• Short exercise: Print the entries in full, word for word, but not the pictures.

(Saved data entries)

──────

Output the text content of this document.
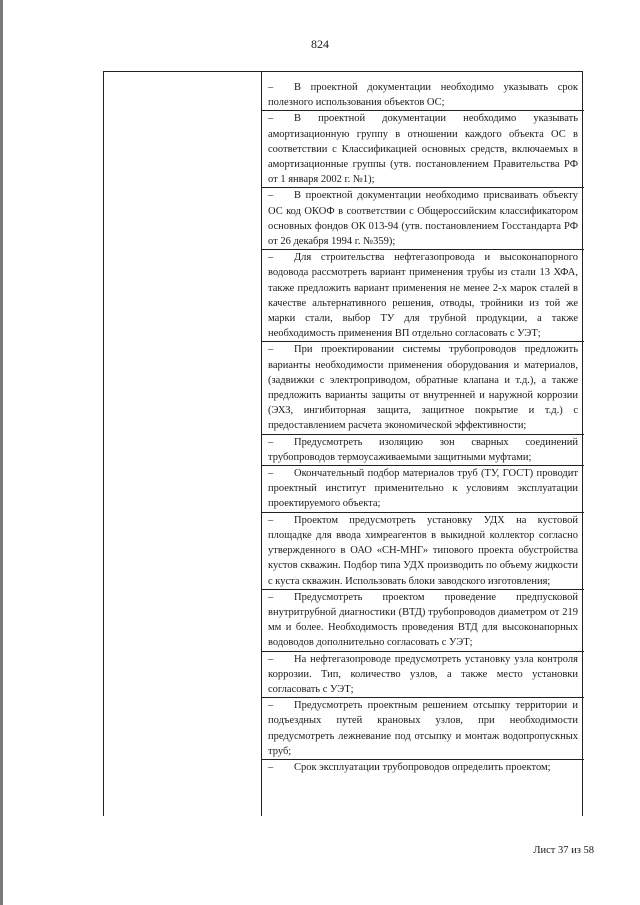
824

– В проектной документации необходимо указывать срок полезного использования объектов ОС;

– В проектной документации необходимо указывать амортизационную группу в отношении каждого объекта ОС в соответствии с Классификацией основных средств, включаемых в амортизационные группы (утв. постановлением Правительства РФ от 1 января 2002 г. №1);

– В проектной документации необходимо присваивать объекту ОС код ОКОФ в соответствии с Общероссийским классификатором основных фондов ОК 013-94 (утв. постановлением Госстандарта РФ от 26 декабря 1994 г. №359);

– Для строительства нефтегазопровода и высоконапорного водовода рассмотреть вариант применения трубы из стали 13 ХФА, также предложить вариант применения не менее 2-х марок сталей в качестве альтернативного решения, отводы, тройники из той же марки стали, выбор ТУ для трубной продукции, а также необходимость применения ВП отдельно согласовать с УЭТ;

– При проектировании системы трубопроводов предложить варианты необходимости применения оборудования и материалов, (задвижки с электроприводом, обратные клапана и т.д.), а также предложить варианты защиты от внутренней и наружной коррозии (ЭХЗ, ингибиторная защита, защитное покрытие и т.д.) с предоставлением расчета экономической эффективности;

– Предусмотреть изоляцию зон сварных соединений трубопроводов термоусаживаемыми защитными муфтами;

– Окончательный подбор материалов труб (ТУ, ГОСТ) проводит проектный институт применительно к условиям эксплуатации проектируемого объекта;

– Проектом предусмотреть установку УДХ на кустовой площадке для ввода химреагентов в выкидной коллектор согласно утвержденного в ОАО «СН-МНГ» типового проекта обустройства кустов скважин. Подбор типа УДХ производить по объему жидкости с куста скважин. Использовать блоки заводского изготовления;

– Предусмотреть проектом проведение предпусковой внутритрубной диагностики (ВТД) трубопроводов диаметром от 219 мм и более. Необходимость проведения ВТД для высоконапорных водоводов дополнительно согласовать с УЭТ;

– На нефтегазопроводе предусмотреть установку узла контроля коррозии. Тип, количество узлов, а также место установки согласовать с УЭТ;

– Предусмотреть проектным решением отсыпку территории и подъездных путей крановых узлов, при необходимости предусмотреть лежневание под отсыпку и монтаж водопропускных труб;

– Срок эксплуатации трубопроводов определить проектом;

Лист 37 из 58
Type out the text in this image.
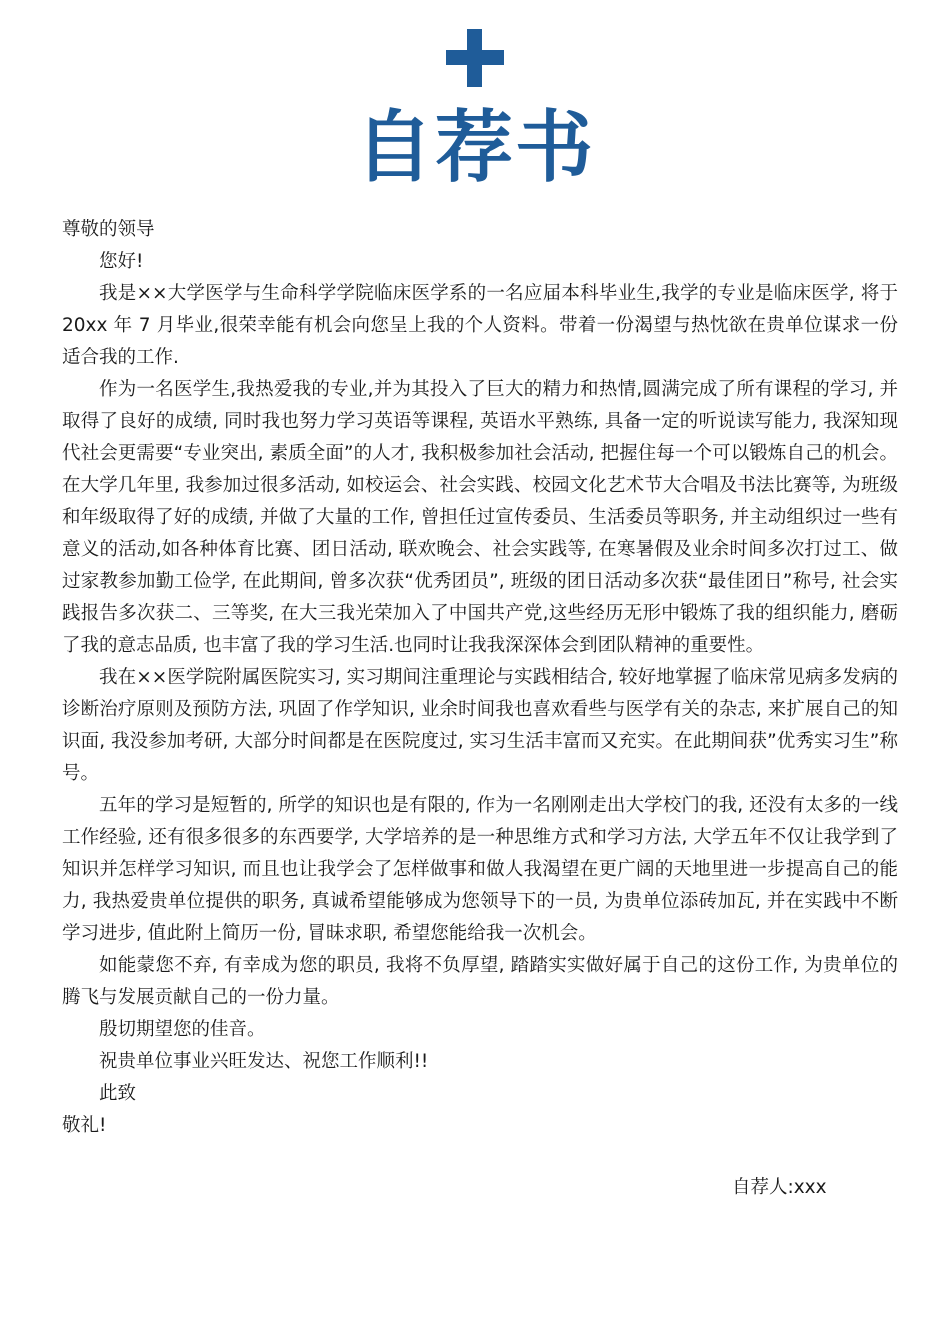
自荐书

尊敬的领导

您好!

我是××大学医学与生命科学学院临床医学系的一名应届本科毕业生,我学的专业是临床医学, 将于 20xx 年 7 月毕业,很荣幸能有机会向您呈上我的个人资料。带着一份渴望与热忱欲在贵单位谋求一份适合我的工作.

作为一名医学生,我热爱我的专业,并为其投入了巨大的精力和热情,圆满完成了所有课程的学习, 并取得了良好的成绩, 同时我也努力学习英语等课程, 英语水平熟练, 具备一定的听说读写能力, 我深知现代社会更需要“专业突出, 素质全面”的人才, 我积极参加社会活动, 把握住每一个可以锻炼自己的机会。在大学几年里, 我参加过很多活动, 如校运会、社会实践、校园文化艺术节大合唱及书法比赛等, 为班级和年级取得了好的成绩, 并做了大量的工作, 曾担任过宣传委员、生活委员等职务, 并主动组织过一些有意义的活动,如各种体育比赛、团日活动, 联欢晚会、社会实践等, 在寒暑假及业余时间多次打过工、做过家教参加勤工俭学, 在此期间, 曾多次获“优秀团员”, 班级的团日活动多次获“最佳团日”称号, 社会实践报告多次获二、三等奖, 在大三我光荣加入了中国共产党,这些经历无形中锻炼了我的组织能力, 磨砺了我的意志品质, 也丰富了我的学习生活.也同时让我我深深体会到团队精神的重要性。

我在××医学院附属医院实习, 实习期间注重理论与实践相结合, 较好地掌握了临床常见病多发病的诊断治疗原则及预防方法, 巩固了作学知识, 业余时间我也喜欢看些与医学有关的杂志, 来扩展自己的知识面, 我没参加考研, 大部分时间都是在医院度过, 实习生活丰富而又充实。在此期间获”优秀实习生”称号。

五年的学习是短暂的, 所学的知识也是有限的, 作为一名刚刚走出大学校门的我, 还没有太多的一线工作经验, 还有很多很多的东西要学, 大学培养的是一种思维方式和学习方法, 大学五年不仅让我学到了知识并怎样学习知识, 而且也让我学会了怎样做事和做人我渴望在更广阔的天地里进一步提高自己的能力, 我热爱贵单位提供的职务, 真诚希望能够成为您领导下的一员, 为贵单位添砖加瓦, 并在实践中不断学习进步, 值此附上简历一份, 冒昧求职, 希望您能给我一次机会。

如能蒙您不弃, 有幸成为您的职员, 我将不负厚望, 踏踏实实做好属于自己的这份工作, 为贵单位的腾飞与发展贡献自己的一份力量。

殷切期望您的佳音。

祝贵单位事业兴旺发达、祝您工作顺利!!

此致

敬礼!

自荐人:xxx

──────

• The result:
Output the text content of this document.
824

– В проектной документации необходимо указывать срок полезного использования объектов ОС;

– В проектной документации необходимо указывать амортизационную группу в отношении каждого объекта ОС в соответствии с Классификацией основных средств, включаемых в амортизационные группы (утв. постановлением Правительства РФ от 1 января 2002 г. №1);

– В проектной документации необходимо присваивать объекту ОС код ОКОФ в соответствии с Общероссийским классификатором основных фондов ОК 013-94 (утв. постановлением Госстандарта РФ от 26 декабря 1994 г. №359);

– Для строительства нефтегазопровода и высоконапорного водовода рассмотреть вариант применения трубы из стали 13 ХФА, также предложить вариант применения не менее 2-х марок сталей в качестве альтернативного решения, отводы, тройники из той же марки стали, выбор ТУ для трубной продукции, а также необходимость применения ВП отдельно согласовать с УЭТ;

– При проектировании системы трубопроводов предложить варианты необходимости применения оборудования и материалов, (задвижки с электроприводом, обратные клапана и т.д.), а также предложить варианты защиты от внутренней и наружной коррозии (ЭХЗ, ингибиторная защита, защитное покрытие и т.д.) с предоставлением расчета экономической эффективности;

– Предусмотреть изоляцию зон сварных соединений трубопроводов термоусаживаемыми защитными муфтами;

– Окончательный подбор материалов труб (ТУ, ГОСТ) проводит проектный институт применительно к условиям эксплуатации проектируемого объекта;

– Проектом предусмотреть установку УДХ на кустовой площадке для ввода химреагентов в выкидной коллектор согласно утвержденного в ОАО «СН-МНГ» типового проекта обустройства кустов скважин. Подбор типа УДХ производить по объему жидкости с куста скважин. Использовать блоки заводского изготовления;

– Предусмотреть проектом проведение предпусковой внутритрубной диагностики (ВТД) трубопроводов диаметром от 219 мм и более. Необходимость проведения ВТД для высоконапорных водоводов дополнительно согласовать с УЭТ;

– На нефтегазопроводе предусмотреть установку узла контроля коррозии. Тип, количество узлов, а также место установки согласовать с УЭТ;

– Предусмотреть проектным решением отсыпку территории и подъездных путей крановых узлов, при необходимости предусмотреть лежневание под отсыпку и монтаж водопропускных труб;

– Срок эксплуатации трубопроводов определить проектом;

Лист 37 из 58
Type out the text in this image.
自荐书

尊敬的领导

您好!

我是××大学医学与生命科学学院临床医学系的一名应届本科毕业生,我学的专业是临床医学, 将于 20xx 年 7 月毕业,很荣幸能有机会向您呈上我的个人资料。带着一份渴望与热忱欲在贵单位谋求一份适合我的工作.

作为一名医学生,我热爱我的专业,并为其投入了巨大的精力和热情,圆满完成了所有课程的学习, 并取得了良好的成绩, 同时我也努力学习英语等课程, 英语水平熟练, 具备一定的听说读写能力, 我深知现代社会更需要“专业突出, 素质全面”的人才, 我积极参加社会活动, 把握住每一个可以锻炼自己的机会。在大学几年里, 我参加过很多活动, 如校运会、社会实践、校园文化艺术节大合唱及书法比赛等, 为班级和年级取得了好的成绩, 并做了大量的工作, 曾担任过宣传委员、生活委员等职务, 并主动组织过一些有意义的活动,如各种体育比赛、团日活动, 联欢晚会、社会实践等, 在寒暑假及业余时间多次打过工、做过家教参加勤工俭学, 在此期间, 曾多次获“优秀团员”, 班级的团日活动多次获“最佳团日”称号, 社会实践报告多次获二、三等奖, 在大三我光荣加入了中国共产党,这些经历无形中锻炼了我的组织能力, 磨砺了我的意志品质, 也丰富了我的学习生活.也同时让我我深深体会到团队精神的重要性。

我在××医学院附属医院实习, 实习期间注重理论与实践相结合, 较好地掌握了临床常见病多发病的诊断治疗原则及预防方法, 巩固了作学知识, 业余时间我也喜欢看些与医学有关的杂志, 来扩展自己的知识面, 我没参加考研, 大部分时间都是在医院度过, 实习生活丰富而又充实。在此期间获”优秀实习生”称号。

五年的学习是短暂的, 所学的知识也是有限的, 作为一名刚刚走出大学校门的我, 还没有太多的一线工作经验, 还有很多很多的东西要学, 大学培养的是一种思维方式和学习方法, 大学五年不仅让我学到了知识并怎样学习知识, 而且也让我学会了怎样做事和做人我渴望在更广阔的天地里进一步提高自己的能力, 我热爱贵单位提供的职务, 真诚希望能够成为您领导下的一员, 为贵单位添砖加瓦, 并在实践中不断学习进步, 值此附上简历一份, 冒昧求职, 希望您能给我一次机会。

如能蒙您不弃, 有幸成为您的职员, 我将不负厚望, 踏踏实实做好属于自己的这份工作, 为贵单位的腾飞与发展贡献自己的一份力量。

殷切期望您的佳音。

祝贵单位事业兴旺发达、祝您工作顺利!!

此致

敬礼!

自荐人:xxx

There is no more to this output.